-- begin TASK MATERIAL --

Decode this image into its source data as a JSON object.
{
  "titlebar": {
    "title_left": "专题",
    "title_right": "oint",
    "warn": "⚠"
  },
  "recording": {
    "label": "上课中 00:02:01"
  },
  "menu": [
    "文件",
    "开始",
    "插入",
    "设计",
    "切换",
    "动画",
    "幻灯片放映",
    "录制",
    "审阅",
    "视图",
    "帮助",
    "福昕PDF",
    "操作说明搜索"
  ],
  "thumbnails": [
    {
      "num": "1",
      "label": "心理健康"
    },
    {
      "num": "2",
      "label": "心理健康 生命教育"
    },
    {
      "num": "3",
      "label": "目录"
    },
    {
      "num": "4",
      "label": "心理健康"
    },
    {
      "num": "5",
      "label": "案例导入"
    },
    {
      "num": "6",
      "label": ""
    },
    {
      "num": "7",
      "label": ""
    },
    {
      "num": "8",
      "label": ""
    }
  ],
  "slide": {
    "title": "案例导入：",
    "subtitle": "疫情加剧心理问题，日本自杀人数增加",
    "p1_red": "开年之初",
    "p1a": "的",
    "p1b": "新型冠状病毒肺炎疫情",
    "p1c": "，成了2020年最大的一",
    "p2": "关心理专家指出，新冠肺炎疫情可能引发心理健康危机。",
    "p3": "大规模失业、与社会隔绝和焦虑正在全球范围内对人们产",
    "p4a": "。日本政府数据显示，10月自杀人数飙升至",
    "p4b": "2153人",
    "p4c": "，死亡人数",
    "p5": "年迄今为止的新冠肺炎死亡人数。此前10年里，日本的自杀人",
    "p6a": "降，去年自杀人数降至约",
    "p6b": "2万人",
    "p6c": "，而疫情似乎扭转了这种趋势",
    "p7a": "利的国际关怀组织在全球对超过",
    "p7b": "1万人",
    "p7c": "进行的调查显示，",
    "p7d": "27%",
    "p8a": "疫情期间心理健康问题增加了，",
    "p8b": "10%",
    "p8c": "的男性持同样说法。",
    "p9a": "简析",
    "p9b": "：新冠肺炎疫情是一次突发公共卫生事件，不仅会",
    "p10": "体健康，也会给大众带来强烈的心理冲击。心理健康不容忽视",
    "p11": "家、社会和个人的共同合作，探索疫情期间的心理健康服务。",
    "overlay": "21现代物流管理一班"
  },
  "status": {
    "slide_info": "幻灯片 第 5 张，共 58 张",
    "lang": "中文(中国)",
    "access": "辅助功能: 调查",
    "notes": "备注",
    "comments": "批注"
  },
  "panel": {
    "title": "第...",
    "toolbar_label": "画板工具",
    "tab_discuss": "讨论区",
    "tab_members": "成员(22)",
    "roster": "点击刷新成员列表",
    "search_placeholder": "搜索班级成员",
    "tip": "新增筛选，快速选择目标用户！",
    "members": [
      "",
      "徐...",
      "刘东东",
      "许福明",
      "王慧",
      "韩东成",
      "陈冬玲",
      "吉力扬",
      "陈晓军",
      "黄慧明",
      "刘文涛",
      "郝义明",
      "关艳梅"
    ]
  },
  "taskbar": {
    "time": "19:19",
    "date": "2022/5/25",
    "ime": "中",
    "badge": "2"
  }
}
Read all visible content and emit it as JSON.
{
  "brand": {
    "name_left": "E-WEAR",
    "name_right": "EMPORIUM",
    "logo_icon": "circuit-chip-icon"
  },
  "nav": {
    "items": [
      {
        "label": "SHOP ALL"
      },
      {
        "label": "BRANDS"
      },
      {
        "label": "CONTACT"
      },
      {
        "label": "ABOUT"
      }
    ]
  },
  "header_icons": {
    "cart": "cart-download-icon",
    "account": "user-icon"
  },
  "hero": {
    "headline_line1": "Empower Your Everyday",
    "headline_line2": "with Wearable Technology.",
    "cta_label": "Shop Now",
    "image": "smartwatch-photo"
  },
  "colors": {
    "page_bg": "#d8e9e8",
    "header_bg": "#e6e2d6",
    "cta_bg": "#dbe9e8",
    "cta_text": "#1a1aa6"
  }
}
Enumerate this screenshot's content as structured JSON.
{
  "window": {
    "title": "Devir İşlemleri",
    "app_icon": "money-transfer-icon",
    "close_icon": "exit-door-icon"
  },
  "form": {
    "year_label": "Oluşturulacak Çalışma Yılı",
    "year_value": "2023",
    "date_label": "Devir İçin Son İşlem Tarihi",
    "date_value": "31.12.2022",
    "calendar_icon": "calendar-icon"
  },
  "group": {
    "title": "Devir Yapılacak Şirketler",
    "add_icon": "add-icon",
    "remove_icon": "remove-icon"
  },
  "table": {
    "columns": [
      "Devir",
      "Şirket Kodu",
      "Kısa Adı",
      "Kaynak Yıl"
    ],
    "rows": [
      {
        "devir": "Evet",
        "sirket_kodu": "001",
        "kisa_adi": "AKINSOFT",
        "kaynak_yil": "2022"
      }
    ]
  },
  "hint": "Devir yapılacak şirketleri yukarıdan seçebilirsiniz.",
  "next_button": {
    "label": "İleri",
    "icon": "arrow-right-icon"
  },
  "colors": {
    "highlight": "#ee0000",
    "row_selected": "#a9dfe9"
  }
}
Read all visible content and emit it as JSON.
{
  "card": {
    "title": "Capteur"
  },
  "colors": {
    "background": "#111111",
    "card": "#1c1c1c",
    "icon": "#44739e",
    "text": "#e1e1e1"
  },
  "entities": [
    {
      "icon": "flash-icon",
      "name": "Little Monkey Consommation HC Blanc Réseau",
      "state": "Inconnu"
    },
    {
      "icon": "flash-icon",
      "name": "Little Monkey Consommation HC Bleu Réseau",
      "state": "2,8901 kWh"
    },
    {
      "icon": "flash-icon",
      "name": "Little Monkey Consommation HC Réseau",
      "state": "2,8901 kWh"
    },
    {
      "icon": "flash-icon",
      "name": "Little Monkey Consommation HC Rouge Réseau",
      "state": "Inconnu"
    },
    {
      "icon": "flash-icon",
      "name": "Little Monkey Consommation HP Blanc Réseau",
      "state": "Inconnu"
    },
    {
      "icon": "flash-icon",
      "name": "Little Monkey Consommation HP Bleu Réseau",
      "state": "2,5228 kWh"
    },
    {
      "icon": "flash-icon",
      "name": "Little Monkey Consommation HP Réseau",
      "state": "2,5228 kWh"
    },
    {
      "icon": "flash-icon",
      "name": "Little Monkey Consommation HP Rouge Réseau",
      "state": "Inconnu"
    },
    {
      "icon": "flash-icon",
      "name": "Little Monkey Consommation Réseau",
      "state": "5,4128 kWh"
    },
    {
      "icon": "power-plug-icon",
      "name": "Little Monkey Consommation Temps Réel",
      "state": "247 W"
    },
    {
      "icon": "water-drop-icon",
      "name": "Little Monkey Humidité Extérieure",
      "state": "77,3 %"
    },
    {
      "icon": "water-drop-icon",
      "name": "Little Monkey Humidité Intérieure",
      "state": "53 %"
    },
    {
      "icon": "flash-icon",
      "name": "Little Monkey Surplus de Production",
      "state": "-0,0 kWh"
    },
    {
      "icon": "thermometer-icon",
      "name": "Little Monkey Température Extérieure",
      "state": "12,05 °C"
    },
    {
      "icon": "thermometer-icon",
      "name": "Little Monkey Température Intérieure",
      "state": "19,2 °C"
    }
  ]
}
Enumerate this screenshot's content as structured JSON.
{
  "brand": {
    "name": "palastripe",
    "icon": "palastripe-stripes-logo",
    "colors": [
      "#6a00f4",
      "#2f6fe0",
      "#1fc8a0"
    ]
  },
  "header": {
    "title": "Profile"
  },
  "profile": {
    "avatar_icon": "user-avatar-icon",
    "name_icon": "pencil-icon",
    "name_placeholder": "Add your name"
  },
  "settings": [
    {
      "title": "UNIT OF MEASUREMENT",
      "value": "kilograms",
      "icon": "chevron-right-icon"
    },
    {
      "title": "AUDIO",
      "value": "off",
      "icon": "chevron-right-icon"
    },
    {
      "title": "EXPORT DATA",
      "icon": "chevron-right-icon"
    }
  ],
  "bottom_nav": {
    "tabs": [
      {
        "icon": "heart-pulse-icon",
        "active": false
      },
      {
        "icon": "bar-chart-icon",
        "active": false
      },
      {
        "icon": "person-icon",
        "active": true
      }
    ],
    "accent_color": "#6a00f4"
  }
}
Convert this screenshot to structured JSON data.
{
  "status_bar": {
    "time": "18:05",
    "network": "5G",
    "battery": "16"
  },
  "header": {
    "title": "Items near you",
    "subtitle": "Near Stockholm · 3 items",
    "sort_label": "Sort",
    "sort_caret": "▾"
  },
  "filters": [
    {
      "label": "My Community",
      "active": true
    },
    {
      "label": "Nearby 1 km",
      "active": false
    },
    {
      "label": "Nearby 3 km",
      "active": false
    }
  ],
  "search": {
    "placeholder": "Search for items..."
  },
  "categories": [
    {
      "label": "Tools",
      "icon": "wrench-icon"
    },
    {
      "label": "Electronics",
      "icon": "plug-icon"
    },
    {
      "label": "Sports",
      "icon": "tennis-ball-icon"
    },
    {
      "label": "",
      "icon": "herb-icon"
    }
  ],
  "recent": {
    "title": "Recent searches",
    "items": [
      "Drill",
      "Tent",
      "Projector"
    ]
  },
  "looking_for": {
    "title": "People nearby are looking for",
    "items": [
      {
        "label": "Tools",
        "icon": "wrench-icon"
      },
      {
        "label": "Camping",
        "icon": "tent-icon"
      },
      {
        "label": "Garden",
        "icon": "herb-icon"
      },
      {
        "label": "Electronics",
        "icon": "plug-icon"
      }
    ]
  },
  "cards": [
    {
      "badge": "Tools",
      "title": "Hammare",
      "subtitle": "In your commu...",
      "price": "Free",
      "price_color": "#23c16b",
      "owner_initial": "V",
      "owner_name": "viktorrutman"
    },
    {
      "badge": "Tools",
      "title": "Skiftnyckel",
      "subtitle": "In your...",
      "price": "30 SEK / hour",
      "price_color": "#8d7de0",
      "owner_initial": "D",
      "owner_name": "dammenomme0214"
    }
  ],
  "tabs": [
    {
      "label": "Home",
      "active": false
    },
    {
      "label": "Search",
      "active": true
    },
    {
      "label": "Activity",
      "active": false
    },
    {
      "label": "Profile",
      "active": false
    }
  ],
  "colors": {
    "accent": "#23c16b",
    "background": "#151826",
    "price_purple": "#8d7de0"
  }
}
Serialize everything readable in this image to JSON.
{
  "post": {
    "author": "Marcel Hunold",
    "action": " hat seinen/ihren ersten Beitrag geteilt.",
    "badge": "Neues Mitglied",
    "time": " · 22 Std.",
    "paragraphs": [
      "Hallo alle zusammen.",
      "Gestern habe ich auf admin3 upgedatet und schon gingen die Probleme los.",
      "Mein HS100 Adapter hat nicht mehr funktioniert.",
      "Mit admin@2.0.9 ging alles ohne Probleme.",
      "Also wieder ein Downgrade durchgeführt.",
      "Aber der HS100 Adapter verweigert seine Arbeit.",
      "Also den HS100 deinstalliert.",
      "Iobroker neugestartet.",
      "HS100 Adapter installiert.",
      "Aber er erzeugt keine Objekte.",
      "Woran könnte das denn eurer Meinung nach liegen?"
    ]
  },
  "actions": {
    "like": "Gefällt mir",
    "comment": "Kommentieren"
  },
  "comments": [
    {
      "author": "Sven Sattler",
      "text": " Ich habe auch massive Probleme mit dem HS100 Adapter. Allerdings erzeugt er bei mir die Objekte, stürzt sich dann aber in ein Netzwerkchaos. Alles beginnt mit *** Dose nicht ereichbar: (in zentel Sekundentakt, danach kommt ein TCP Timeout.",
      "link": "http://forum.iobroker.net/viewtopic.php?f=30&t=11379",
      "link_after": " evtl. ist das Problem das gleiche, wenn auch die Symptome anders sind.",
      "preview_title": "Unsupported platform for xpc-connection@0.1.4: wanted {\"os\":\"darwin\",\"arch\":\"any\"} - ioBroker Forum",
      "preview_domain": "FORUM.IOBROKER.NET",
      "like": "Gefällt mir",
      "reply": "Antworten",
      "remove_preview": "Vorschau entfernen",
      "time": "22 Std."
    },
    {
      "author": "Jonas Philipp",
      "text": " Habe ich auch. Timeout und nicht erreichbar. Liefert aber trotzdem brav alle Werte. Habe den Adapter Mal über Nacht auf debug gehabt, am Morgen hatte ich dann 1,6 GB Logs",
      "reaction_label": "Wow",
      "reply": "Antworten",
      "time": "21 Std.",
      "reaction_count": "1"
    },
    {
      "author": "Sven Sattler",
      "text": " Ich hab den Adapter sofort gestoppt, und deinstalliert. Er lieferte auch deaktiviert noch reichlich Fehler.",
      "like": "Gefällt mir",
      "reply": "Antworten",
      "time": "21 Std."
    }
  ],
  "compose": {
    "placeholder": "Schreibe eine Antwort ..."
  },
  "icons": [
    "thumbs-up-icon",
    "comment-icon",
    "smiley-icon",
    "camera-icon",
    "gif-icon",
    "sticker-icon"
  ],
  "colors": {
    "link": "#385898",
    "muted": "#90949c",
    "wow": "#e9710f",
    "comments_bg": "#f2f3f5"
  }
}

-- end TASK MATERIAL --

DIRECTIVE:
Identify the lines above with the word "Adapter". Copy them.

SOLVED PROBLEM:
      "Mein HS100 Adapter hat nicht mehr funktioniert.",
      "Aber der HS100 Adapter verweigert seine Arbeit.",
      "HS100 Adapter installiert.",
      "text": " Ich habe auch massive Probleme mit dem HS100 Adapter. Allerdings erzeugt er bei mir die Objekte, stürzt sich dann aber in ein Netzwerkchaos. Alles beginnt mit *** Dose nicht ereichbar: (in zentel Sekundentakt, danach kommt ein TCP Timeout.",
      "text": " Habe ich auch. Timeout und nicht erreichbar. Liefert aber trotzdem brav alle Werte. Habe den Adapter Mal über Nacht auf debug gehabt, am Morgen hatte ich dann 1,6 GB Logs",
      "text": " Ich hab den Adapter sofort gestoppt, und deinstalliert. Er lieferte auch deaktiviert noch reichlich Fehler.",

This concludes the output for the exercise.